Exercise requirements
Rewrite the material from the line containing "publisher-value: 淮安市市场监督管理局 bbox=[773, 316, 1149, 350]" through the line containing "keywords-label: 关键词 bbox=[69, 415, 236, 449]", putting "box" wherever "bbox" appears and leaving everything else as it is. Give only those lines.

Data
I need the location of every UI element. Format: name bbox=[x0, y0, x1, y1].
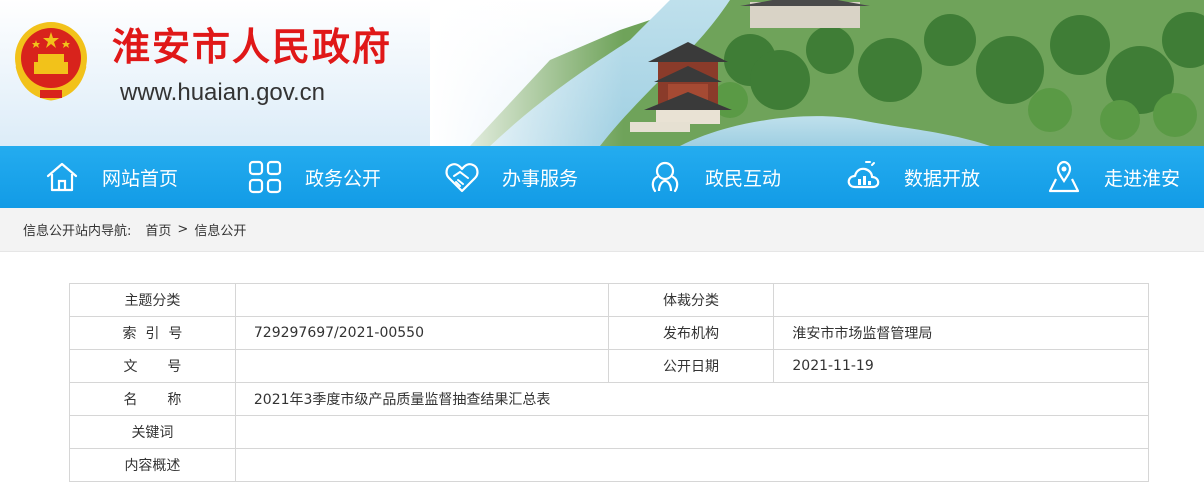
publisher-value: 淮安市市场监督管理局 bbox=[773, 316, 1149, 350]
publisher-label: 发布机构 bbox=[607, 316, 775, 350]
breadcrumb-label: 信息公开站内导航: bbox=[23, 224, 132, 239]
table-row: 名称 2021年3季度市级产品质量监督抽查结果汇总表 bbox=[69, 382, 1150, 416]
breadcrumb-home-link[interactable]: 首页 bbox=[145, 220, 171, 239]
summary-value bbox=[234, 448, 1150, 482]
site-header-banner: 淮安市人民政府 www.huaian.gov.cn bbox=[0, 0, 1204, 146]
home-icon bbox=[44, 159, 80, 195]
nav-about-huaian[interactable]: 走进淮安 bbox=[1046, 146, 1180, 208]
keywords-label: 关键词 bbox=[69, 415, 236, 449]
data-cloud-icon bbox=[846, 159, 882, 195]
nav-services-label: 办事服务 bbox=[502, 167, 579, 190]
nav-open-data[interactable]: 数据开放 bbox=[846, 146, 980, 208]
breadcrumb: 信息公开站内导航: 首页 > 信息公开 bbox=[0, 208, 1204, 252]
index-value: 729297697/2021-00550 bbox=[234, 316, 609, 350]
breadcrumb-info-link[interactable]: 信息公开 bbox=[194, 220, 246, 239]
topic-value bbox=[234, 283, 609, 317]
nav-gov-affairs[interactable]: 政务公开 bbox=[247, 146, 381, 208]
nav-gov-affairs-label: 政务公开 bbox=[305, 167, 382, 190]
index-label-text: 索引号 bbox=[122, 326, 192, 342]
interaction-icon bbox=[647, 159, 683, 195]
table-row: 文号 公开日期 2021-11-19 bbox=[69, 349, 1149, 383]
summary-label: 内容概述 bbox=[69, 448, 236, 482]
map-pin-icon bbox=[1046, 159, 1082, 195]
table-row: 索引号 729297697/2021-00550 发布机构 淮安市市场监督管理局 bbox=[69, 316, 1149, 350]
index-label: 索引号 bbox=[69, 316, 236, 350]
doc-no-label: 文号 bbox=[69, 349, 236, 383]
document-info-table: 主题分类 体裁分类 索引号 729297697/2021-00550 发布机构 … bbox=[69, 283, 1150, 482]
topic-label: 主题分类 bbox=[69, 283, 236, 317]
date-label: 公开日期 bbox=[607, 349, 775, 383]
nav-home[interactable]: 网站首页 bbox=[44, 146, 178, 208]
city-scenery-image bbox=[430, 0, 1204, 146]
table-row: 内容概述 bbox=[69, 448, 1150, 482]
site-title: 淮安市人民政府 bbox=[112, 25, 393, 69]
breadcrumb-separator: > bbox=[177, 222, 189, 237]
handshake-icon bbox=[444, 159, 480, 195]
grid-icon bbox=[247, 159, 283, 195]
national-emblem-icon bbox=[15, 22, 87, 101]
table-row: 主题分类 体裁分类 bbox=[69, 283, 1149, 317]
name-label: 名称 bbox=[69, 382, 236, 416]
nav-services[interactable]: 办事服务 bbox=[444, 146, 578, 208]
name-value: 2021年3季度市级产品质量监督抽查结果汇总表 bbox=[234, 382, 1150, 416]
keywords-value bbox=[234, 415, 1150, 449]
doc-no-value bbox=[234, 349, 609, 383]
table-row: 关键词 bbox=[69, 415, 1150, 449]
nav-interaction[interactable]: 政民互动 bbox=[647, 146, 781, 208]
doc-no-label-text: 文号 bbox=[123, 359, 212, 375]
nav-open-data-label: 数据开放 bbox=[904, 167, 981, 190]
nav-about-huaian-label: 走进淮安 bbox=[1104, 167, 1181, 190]
name-label-text: 名称 bbox=[123, 392, 212, 408]
main-nav: 网站首页 政务公开 办事服务 政民互动 数据开放 走进淮安 bbox=[0, 146, 1204, 208]
site-url: www.huaian.gov.cn bbox=[120, 79, 326, 106]
genre-label: 体裁分类 bbox=[607, 283, 775, 317]
genre-value bbox=[773, 283, 1149, 317]
nav-home-label: 网站首页 bbox=[102, 167, 179, 190]
nav-interaction-label: 政民互动 bbox=[705, 167, 782, 190]
date-value: 2021-11-19 bbox=[773, 349, 1149, 383]
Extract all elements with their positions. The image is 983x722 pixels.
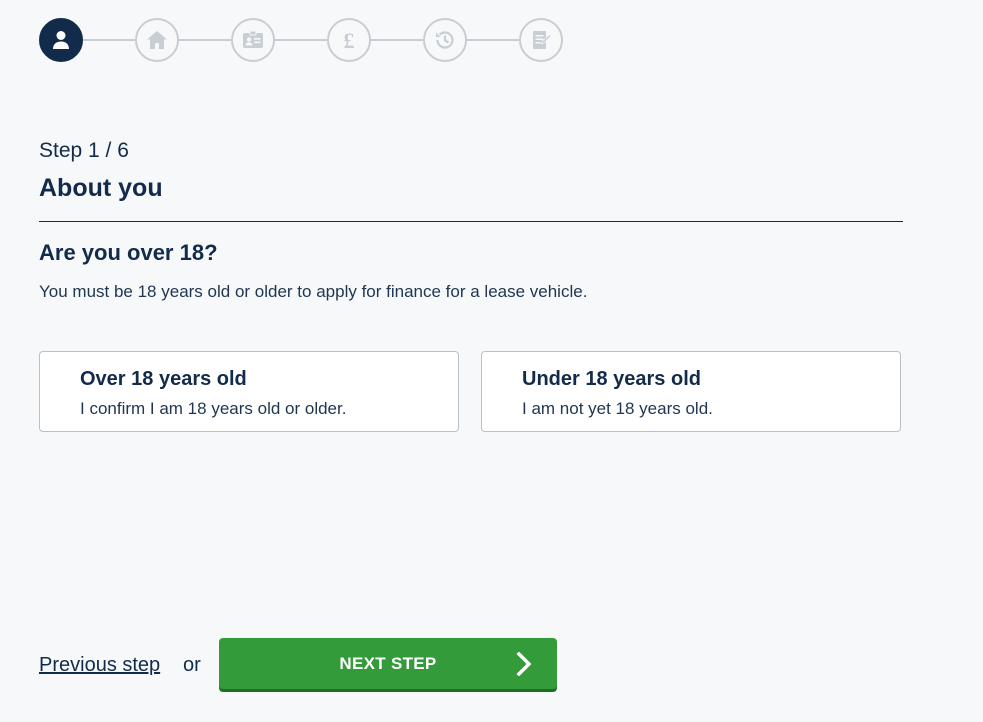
step-review[interactable] [519, 18, 563, 62]
history-icon [436, 31, 454, 49]
page-title: About you [39, 174, 163, 202]
stepper-line [59, 39, 542, 41]
step-identity[interactable] [231, 18, 275, 62]
question-heading: Are you over 18? [39, 240, 218, 265]
next-step-button[interactable]: NEXT STEP [219, 638, 557, 689]
next-step-label: NEXT STEP [339, 654, 437, 673]
option-under-18[interactable]: Under 18 years old I am not yet 18 years… [481, 351, 901, 432]
user-icon [53, 31, 69, 49]
option-subtitle: I am not yet 18 years old. [522, 399, 713, 418]
chevron-right-icon [516, 652, 532, 676]
id-card-icon [243, 30, 263, 48]
option-subtitle: I confirm I am 18 years old or older. [80, 399, 347, 418]
step-about-you[interactable] [39, 18, 83, 62]
step-finances[interactable]: £ [327, 18, 371, 62]
option-over-18[interactable]: Over 18 years old I confirm I am 18 year… [39, 351, 459, 432]
option-title: Under 18 years old [522, 368, 701, 390]
svg-text:£: £ [344, 28, 355, 52]
question-description: You must be 18 years old or older to app… [39, 282, 588, 301]
previous-step-link[interactable]: Previous step [39, 654, 160, 677]
or-separator: or [183, 654, 201, 676]
pound-icon: £ [344, 28, 355, 52]
divider [39, 221, 903, 222]
option-title: Over 18 years old [80, 368, 247, 390]
progress-stepper: £ [39, 18, 563, 62]
step-address[interactable] [135, 18, 179, 62]
step-history[interactable] [423, 18, 467, 62]
step-indicator: Step 1 / 6 [39, 139, 129, 162]
home-icon [147, 31, 167, 49]
document-edit-icon [533, 31, 552, 49]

Response
publisher-value: 淮安市市场监督管理局 box=[773, 316, 1149, 350]
publisher-label: 发布机构 box=[607, 316, 775, 350]
breadcrumb-label: 信息公开站内导航: box=[23, 224, 132, 239]
table-row: 名称 2021年3季度市级产品质量监督抽查结果汇总表 box=[69, 382, 1150, 416]
breadcrumb-home-link[interactable]: 首页 box=[145, 220, 171, 239]
summary-value box=[234, 448, 1150, 482]
site-header-banner: 淮安市人民政府 www.huaian.gov.cn box=[0, 0, 1204, 146]
home-icon box=[44, 159, 80, 195]
nav-about-huaian[interactable]: 走进淮安 box=[1046, 146, 1180, 208]
keywords-label: 关键词 box=[69, 415, 236, 449]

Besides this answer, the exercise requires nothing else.